-- Exercise requirements --
Leave the pictures out and reproduce, exactly, the lines from the one with "Convert this screenshot" through the end of the entries below.

_ _ _ _ _ _ _

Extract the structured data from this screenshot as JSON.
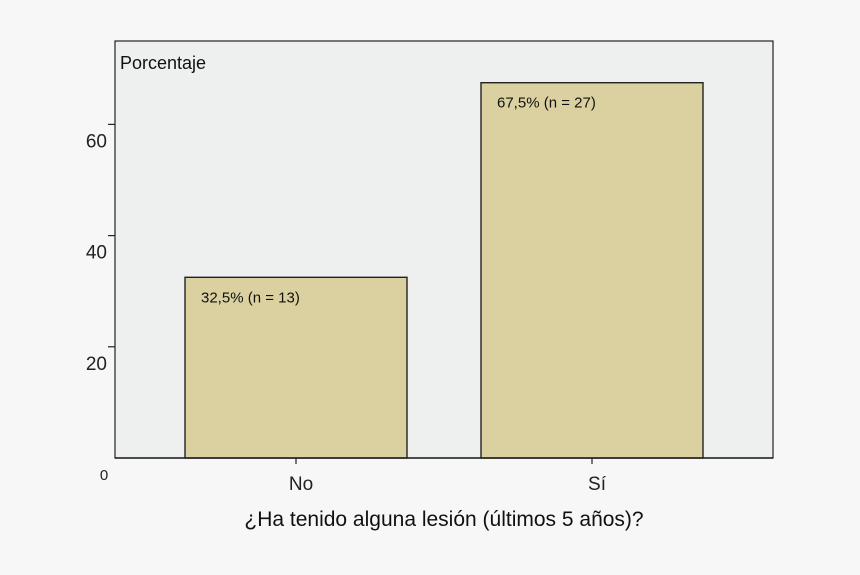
{
  "chart_data": {
    "type": "bar",
    "categories": [
      "No",
      "Sí"
    ],
    "values": [
      32.5,
      67.5
    ],
    "bar_labels": [
      "32,5% (n = 13)",
      "67,5% (n = 27)"
    ],
    "title": "",
    "xlabel": "¿Ha tenido alguna lesión (últimos 5 años)?",
    "ylabel": "Porcentaje",
    "ylim": [
      0,
      75
    ],
    "yticks": [
      20,
      40,
      60
    ],
    "yticks_labels": [
      "20",
      "40",
      "60"
    ],
    "zero_label": "0",
    "grid": false,
    "bar_color": "#dbd1a0",
    "plot_background": "#eef0ef"
  }
}
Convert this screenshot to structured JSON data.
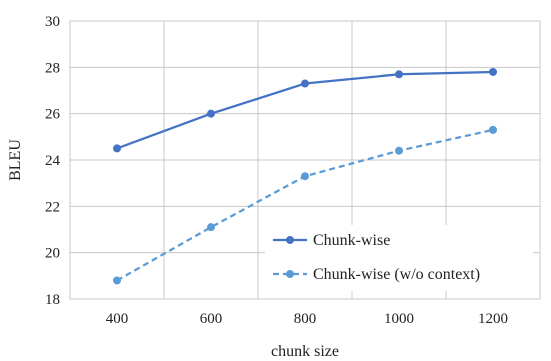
{
  "chart_data": {
    "type": "line",
    "title": "",
    "xlabel": "chunk size",
    "ylabel": "BLEU",
    "x": [
      400,
      600,
      800,
      1000,
      1200
    ],
    "x_tick_labels": [
      "400",
      "600",
      "800",
      "1000",
      "1200"
    ],
    "ylim": [
      18,
      30
    ],
    "y_ticks": [
      18,
      20,
      22,
      24,
      26,
      28,
      30
    ],
    "y_tick_labels": [
      "18",
      "20",
      "22",
      "24",
      "26",
      "28",
      "30"
    ],
    "grid": true,
    "legend_position": "bottom-right",
    "series": [
      {
        "name": "Chunk-wise",
        "values": [
          24.5,
          26.0,
          27.3,
          27.7,
          27.8
        ],
        "color": "#4472c4",
        "line_style": "solid"
      },
      {
        "name": "Chunk-wise (w/o context)",
        "values": [
          18.8,
          21.1,
          23.3,
          24.4,
          25.3
        ],
        "color": "#5b9bd5",
        "line_style": "dashed"
      }
    ]
  }
}
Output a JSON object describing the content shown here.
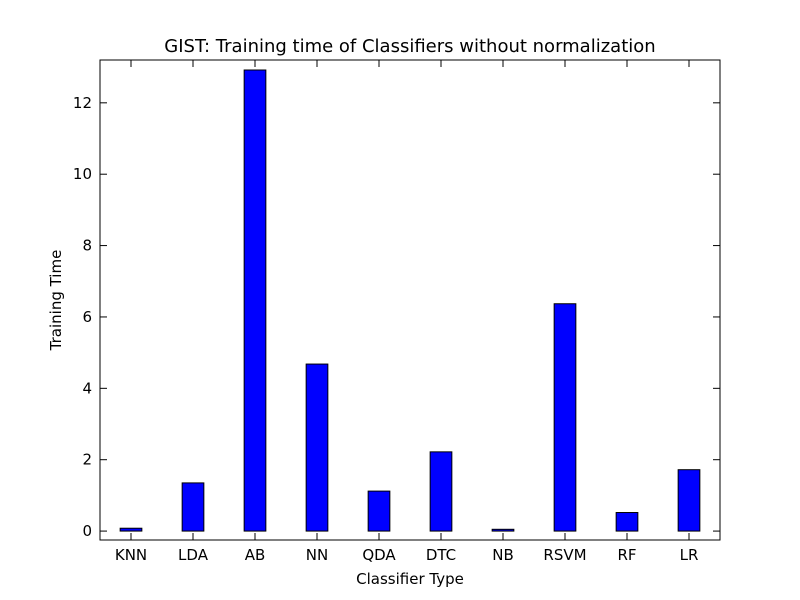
{
  "chart_data": {
    "type": "bar",
    "title": "GIST: Training time of Classifiers without normalization",
    "xlabel": "Classifier Type",
    "ylabel": "Training Time",
    "categories": [
      "KNN",
      "LDA",
      "AB",
      "NN",
      "QDA",
      "DTC",
      "NB",
      "RSVM",
      "RF",
      "LR"
    ],
    "values": [
      0.08,
      1.35,
      12.92,
      4.68,
      1.12,
      2.22,
      0.05,
      6.37,
      0.52,
      1.72
    ],
    "ylim": [
      -0.25,
      13.2
    ],
    "yticks": [
      0,
      2,
      4,
      6,
      8,
      10,
      12
    ],
    "grid": false,
    "legend": "none",
    "bar_color": "#0000ff",
    "edge_color": "#000000"
  }
}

_ _ _ _ _ _ _

-- Result --
Convert this screenshot to structured JSON data.
{
  "chart_data": {
    "type": "line",
    "title": "",
    "xlabel": "chunk size",
    "ylabel": "BLEU",
    "x": [
      400,
      600,
      800,
      1000,
      1200
    ],
    "x_tick_labels": [
      "400",
      "600",
      "800",
      "1000",
      "1200"
    ],
    "ylim": [
      18,
      30
    ],
    "y_ticks": [
      18,
      20,
      22,
      24,
      26,
      28,
      30
    ],
    "y_tick_labels": [
      "18",
      "20",
      "22",
      "24",
      "26",
      "28",
      "30"
    ],
    "grid": true,
    "legend_position": "bottom-right",
    "series": [
      {
        "name": "Chunk-wise",
        "values": [
          24.5,
          26.0,
          27.3,
          27.7,
          27.8
        ],
        "color": "#4472c4",
        "line_style": "solid"
      },
      {
        "name": "Chunk-wise (w/o context)",
        "values": [
          18.8,
          21.1,
          23.3,
          24.4,
          25.3
        ],
        "color": "#5b9bd5",
        "line_style": "dashed"
      }
    ]
  }
}
Output a JSON object describing the content shown here.
{
  "chart_data": {
    "type": "bar",
    "title": "GIST: Training time of Classifiers without normalization",
    "xlabel": "Classifier Type",
    "ylabel": "Training Time",
    "categories": [
      "KNN",
      "LDA",
      "AB",
      "NN",
      "QDA",
      "DTC",
      "NB",
      "RSVM",
      "RF",
      "LR"
    ],
    "values": [
      0.08,
      1.35,
      12.92,
      4.68,
      1.12,
      2.22,
      0.05,
      6.37,
      0.52,
      1.72
    ],
    "ylim": [
      -0.25,
      13.2
    ],
    "yticks": [
      0,
      2,
      4,
      6,
      8,
      10,
      12
    ],
    "grid": false,
    "legend": "none",
    "bar_color": "#0000ff",
    "edge_color": "#000000"
  }
}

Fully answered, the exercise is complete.